◆ **AIM**:
Output all the data exactly. Pictures do not belong in the copy.

◆ **DATASET ENTRIES**:

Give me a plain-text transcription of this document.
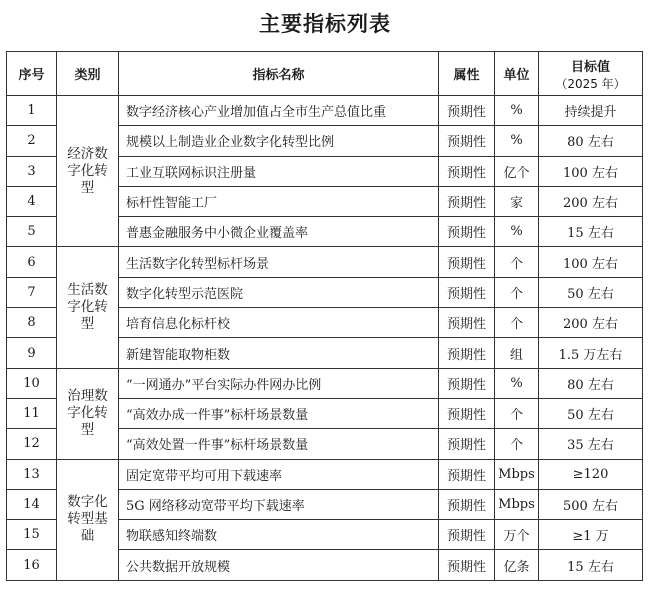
主要指标列表
序号	类别	指标名称	属性	单位	目标值
（2025 年）

1	经济数字化转型	数字经济核心产业增加值占全市生产总值比重	预期性	%	持续提升
2		规模以上制造业企业数字化转型比例	预期性	%	80 左右
3		工业互联网标识注册量	预期性	亿个	100 左右
4		标杆性智能工厂	预期性	家	200 左右
5		普惠金融服务中小微企业覆盖率	预期性	%	15 左右
6	生活数字化转型	生活数字化转型标杆场景	预期性	个	100 左右
7		数字化转型示范医院	预期性	个	50 左右
8		培育信息化标杆校	预期性	个	200 左右
9		新建智能取物柜数	预期性	组	1.5 万左右
10	治理数字化转型	“一网通办”平台实际办件网办比例	预期性	%	80 左右
11		“高效办成一件事”标杆场景数量	预期性	个	50 左右
12		“高效处置一件事”标杆场景数量	预期性	个	35 左右
13	数字化转型基础	固定宽带平均可用下载速率	预期性	Mbps	≥120
14		5G 网络移动宽带平均下载速率	预期性	Mbps	500 左右
15		物联感知终端数	预期性	万个	≥1 万
16		公共数据开放规模	预期性	亿条	15 左右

◆ **RESPONSE FOR THIS EXERCISE**:
Give me a plain-text transcription of this document.
主要指标列表
序号	类别	指标名称	属性	单位	目标值
（2025 年）

1	经济数字化转型	数字经济核心产业增加值占全市生产总值比重	预期性	%	持续提升
2		规模以上制造业企业数字化转型比例	预期性	%	80 左右
3		工业互联网标识注册量	预期性	亿个	100 左右
4		标杆性智能工厂	预期性	家	200 左右
5		普惠金融服务中小微企业覆盖率	预期性	%	15 左右
6	生活数字化转型	生活数字化转型标杆场景	预期性	个	100 左右
7		数字化转型示范医院	预期性	个	50 左右
8		培育信息化标杆校	预期性	个	200 左右
9		新建智能取物柜数	预期性	组	1.5 万左右
10	治理数字化转型	“一网通办”平台实际办件网办比例	预期性	%	80 左右
11		“高效办成一件事”标杆场景数量	预期性	个	50 左右
12		“高效处置一件事”标杆场景数量	预期性	个	35 左右
13	数字化转型基础	固定宽带平均可用下载速率	预期性	Mbps	≥120
14		5G 网络移动宽带平均下载速率	预期性	Mbps	500 左右
15		物联感知终端数	预期性	万个	≥1 万
16		公共数据开放规模	预期性	亿条	15 左右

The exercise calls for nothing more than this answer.